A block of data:
===============

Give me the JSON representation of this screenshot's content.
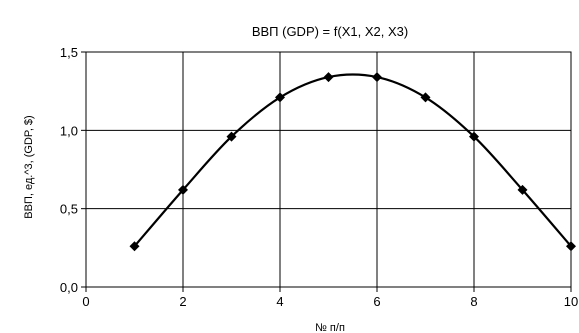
{
  "chart_data": {
    "type": "line",
    "title": "ВВП (GDP) = f(X1, X2, X3)",
    "xlabel": "№ п/п",
    "ylabel": "ВВП, ед.^3, (GDP, $)",
    "xlim": [
      0,
      10
    ],
    "ylim": [
      0,
      1.5
    ],
    "x_ticks": [
      "0",
      "2",
      "4",
      "6",
      "8",
      "10"
    ],
    "y_ticks": [
      "0,0",
      "0,5",
      "1,0",
      "1,5"
    ],
    "grid": true,
    "legend": "none",
    "series": [
      {
        "x": [
          1,
          2,
          3,
          4,
          5,
          6,
          7,
          8,
          9,
          10
        ],
        "values": [
          0.26,
          0.62,
          0.96,
          1.21,
          1.34,
          1.34,
          1.21,
          0.96,
          0.62,
          0.26
        ]
      }
    ],
    "colors": {
      "line": "#000000",
      "grid": "#000000"
    }
  }
}
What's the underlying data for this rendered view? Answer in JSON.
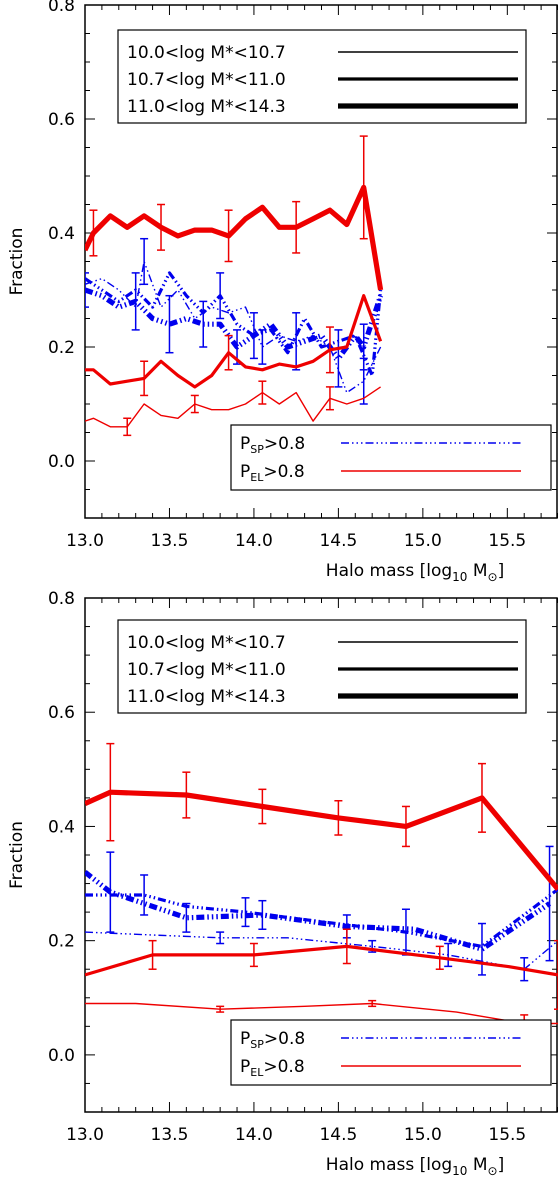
{
  "chart_data": [
    {
      "type": "line",
      "xlabel": "Halo mass [log",
      "xlabel_sub": "10",
      "xlabel_unit": " M",
      "ylabel": "Fraction",
      "xlim": [
        13.0,
        15.8
      ],
      "ylim": [
        -0.1,
        0.8
      ],
      "x_ticks": [
        "13.0",
        "13.5",
        "14.0",
        "14.5",
        "15.0",
        "15.5"
      ],
      "y_ticks": [
        "0.0",
        "0.2",
        "0.4",
        "0.6",
        "0.8"
      ],
      "legend_mass": [
        {
          "label": "10.0<log M*<10.7",
          "width": 1
        },
        {
          "label": "10.7<log M*<11.0",
          "width": 2
        },
        {
          "label": "11.0<log M*<14.3",
          "width": 3
        }
      ],
      "legend_type": [
        {
          "sym": "P",
          "sub": "SP",
          "rest": ">0.8",
          "color": "#0000ee",
          "dash": "dashdotdotdot"
        },
        {
          "sym": "P",
          "sub": "EL",
          "rest": ">0.8",
          "color": "#ee0000",
          "dash": "solid"
        }
      ],
      "series": [
        {
          "type": "SP",
          "bin": 1,
          "x": [
            13.0,
            13.1,
            13.2,
            13.3,
            13.35,
            13.45,
            13.55,
            13.65,
            13.75,
            13.85,
            13.95,
            14.05,
            14.15,
            14.25,
            14.35,
            14.45,
            14.55,
            14.65,
            14.75
          ],
          "y": [
            0.31,
            0.32,
            0.3,
            0.27,
            0.35,
            0.27,
            0.3,
            0.25,
            0.27,
            0.26,
            0.27,
            0.2,
            0.22,
            0.21,
            0.22,
            0.2,
            0.12,
            0.14,
            0.2
          ],
          "yerr": [
            0,
            0,
            0,
            0,
            0.04,
            0,
            0,
            0,
            0,
            0,
            0,
            0.03,
            0,
            0.05,
            0,
            0,
            0,
            0.04,
            0
          ]
        },
        {
          "type": "SP",
          "bin": 2,
          "x": [
            13.0,
            13.1,
            13.2,
            13.3,
            13.4,
            13.5,
            13.6,
            13.7,
            13.8,
            13.9,
            14.0,
            14.1,
            14.2,
            14.3,
            14.4,
            14.5,
            14.6,
            14.7,
            14.75
          ],
          "y": [
            0.32,
            0.3,
            0.28,
            0.3,
            0.27,
            0.33,
            0.29,
            0.26,
            0.29,
            0.24,
            0.22,
            0.23,
            0.19,
            0.25,
            0.2,
            0.21,
            0.22,
            0.15,
            0.3
          ],
          "yerr": [
            0,
            0,
            0,
            0,
            0,
            0,
            0,
            0,
            0.04,
            0,
            0,
            0,
            0,
            0,
            0,
            0,
            0,
            0,
            0
          ]
        },
        {
          "type": "SP",
          "bin": 3,
          "x": [
            13.0,
            13.1,
            13.2,
            13.3,
            13.4,
            13.5,
            13.6,
            13.7,
            13.8,
            13.9,
            14.0,
            14.1,
            14.2,
            14.3,
            14.4,
            14.5,
            14.6,
            14.65,
            14.75
          ],
          "y": [
            0.3,
            0.29,
            0.27,
            0.28,
            0.25,
            0.24,
            0.25,
            0.24,
            0.24,
            0.2,
            0.22,
            0.24,
            0.2,
            0.21,
            0.22,
            0.18,
            0.22,
            0.2,
            0.29
          ],
          "yerr": [
            0.03,
            0,
            0,
            0.05,
            0,
            0.05,
            0,
            0.04,
            0,
            0.03,
            0.04,
            0,
            0,
            0,
            0,
            0.05,
            0,
            0.04,
            0
          ]
        },
        {
          "type": "EL",
          "bin": 1,
          "x": [
            13.0,
            13.05,
            13.15,
            13.25,
            13.35,
            13.45,
            13.55,
            13.65,
            13.75,
            13.85,
            13.95,
            14.05,
            14.15,
            14.25,
            14.35,
            14.45,
            14.55,
            14.65,
            14.75
          ],
          "y": [
            0.07,
            0.075,
            0.06,
            0.06,
            0.1,
            0.08,
            0.075,
            0.1,
            0.09,
            0.09,
            0.1,
            0.12,
            0.1,
            0.12,
            0.07,
            0.11,
            0.1,
            0.11,
            0.13
          ],
          "yerr": [
            0,
            0,
            0,
            0.015,
            0,
            0,
            0,
            0.015,
            0,
            0,
            0,
            0.02,
            0,
            0,
            0,
            0.02,
            0,
            0,
            0
          ]
        },
        {
          "type": "EL",
          "bin": 2,
          "x": [
            13.0,
            13.05,
            13.15,
            13.25,
            13.35,
            13.45,
            13.55,
            13.65,
            13.75,
            13.85,
            13.95,
            14.05,
            14.15,
            14.25,
            14.35,
            14.45,
            14.55,
            14.65,
            14.75
          ],
          "y": [
            0.16,
            0.16,
            0.135,
            0.14,
            0.145,
            0.175,
            0.15,
            0.13,
            0.15,
            0.19,
            0.165,
            0.16,
            0.17,
            0.165,
            0.175,
            0.195,
            0.2,
            0.29,
            0.21
          ],
          "yerr": [
            0,
            0,
            0,
            0,
            0.03,
            0,
            0,
            0,
            0,
            0.03,
            0,
            0,
            0,
            0,
            0,
            0.04,
            0,
            0,
            0
          ]
        },
        {
          "type": "EL",
          "bin": 3,
          "x": [
            13.0,
            13.05,
            13.15,
            13.25,
            13.35,
            13.45,
            13.55,
            13.65,
            13.75,
            13.85,
            13.95,
            14.05,
            14.15,
            14.25,
            14.35,
            14.45,
            14.55,
            14.65,
            14.75
          ],
          "y": [
            0.37,
            0.4,
            0.43,
            0.41,
            0.43,
            0.41,
            0.395,
            0.405,
            0.405,
            0.395,
            0.425,
            0.445,
            0.41,
            0.41,
            0.425,
            0.44,
            0.415,
            0.48,
            0.3
          ],
          "yerr": [
            0,
            0.04,
            0,
            0,
            0,
            0.04,
            0,
            0,
            0,
            0.045,
            0,
            0,
            0,
            0.045,
            0,
            0,
            0,
            0.09,
            0
          ]
        }
      ]
    },
    {
      "type": "line",
      "xlabel": "Halo mass [log",
      "xlabel_sub": "10",
      "xlabel_unit": " M",
      "ylabel": "Fraction",
      "xlim": [
        13.0,
        15.8
      ],
      "ylim": [
        -0.1,
        0.8
      ],
      "x_ticks": [
        "13.0",
        "13.5",
        "14.0",
        "14.5",
        "15.0",
        "15.5"
      ],
      "y_ticks": [
        "0.0",
        "0.2",
        "0.4",
        "0.6",
        "0.8"
      ],
      "legend_mass": [
        {
          "label": "10.0<log M*<10.7",
          "width": 1
        },
        {
          "label": "10.7<log M*<11.0",
          "width": 2
        },
        {
          "label": "11.0<log M*<14.3",
          "width": 3
        }
      ],
      "legend_type": [
        {
          "sym": "P",
          "sub": "SP",
          "rest": ">0.8",
          "color": "#0000ee",
          "dash": "dashdotdotdot"
        },
        {
          "sym": "P",
          "sub": "EL",
          "rest": ">0.8",
          "color": "#ee0000",
          "dash": "solid"
        }
      ],
      "series": [
        {
          "type": "SP",
          "bin": 1,
          "x": [
            13.0,
            13.4,
            13.8,
            14.2,
            14.7,
            15.15,
            15.6,
            15.8
          ],
          "y": [
            0.215,
            0.21,
            0.205,
            0.205,
            0.19,
            0.175,
            0.15,
            0.2
          ],
          "yerr": [
            0,
            0,
            0.01,
            0,
            0.01,
            0.02,
            0.02,
            0
          ]
        },
        {
          "type": "SP",
          "bin": 2,
          "x": [
            13.0,
            13.35,
            13.6,
            13.95,
            14.35,
            14.9,
            15.35,
            15.8
          ],
          "y": [
            0.28,
            0.28,
            0.26,
            0.25,
            0.235,
            0.215,
            0.19,
            0.29
          ],
          "yerr": [
            0,
            0.035,
            0,
            0.025,
            0,
            0.04,
            0,
            0
          ]
        },
        {
          "type": "SP",
          "bin": 3,
          "x": [
            13.0,
            13.15,
            13.6,
            14.05,
            14.55,
            14.95,
            15.35,
            15.75
          ],
          "y": [
            0.32,
            0.285,
            0.24,
            0.245,
            0.225,
            0.22,
            0.185,
            0.265
          ],
          "yerr": [
            0,
            0.07,
            0.025,
            0.025,
            0.02,
            0,
            0.045,
            0.1
          ]
        },
        {
          "type": "EL",
          "bin": 1,
          "x": [
            13.0,
            13.3,
            13.8,
            14.3,
            14.7,
            15.2,
            15.6,
            15.8
          ],
          "y": [
            0.09,
            0.09,
            0.08,
            0.085,
            0.09,
            0.075,
            0.055,
            0.055
          ],
          "yerr": [
            0,
            0,
            0.005,
            0,
            0.005,
            0,
            0.015,
            0
          ]
        },
        {
          "type": "EL",
          "bin": 2,
          "x": [
            13.0,
            13.4,
            14.0,
            14.55,
            15.1,
            15.5,
            15.8
          ],
          "y": [
            0.14,
            0.175,
            0.175,
            0.19,
            0.17,
            0.155,
            0.14
          ],
          "yerr": [
            0,
            0.025,
            0.02,
            0.03,
            0.02,
            0,
            0.06
          ]
        },
        {
          "type": "EL",
          "bin": 3,
          "x": [
            13.0,
            13.15,
            13.6,
            14.05,
            14.5,
            14.9,
            15.35,
            15.8
          ],
          "y": [
            0.44,
            0.46,
            0.455,
            0.435,
            0.415,
            0.4,
            0.45,
            0.29
          ],
          "yerr": [
            0,
            0.085,
            0.04,
            0.03,
            0.03,
            0.035,
            0.06,
            0
          ]
        }
      ]
    }
  ]
}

===============

Problem to work on: Every line that holds the word "JSON" counts once; state the total number of such lines and nothing else.

Final result: 2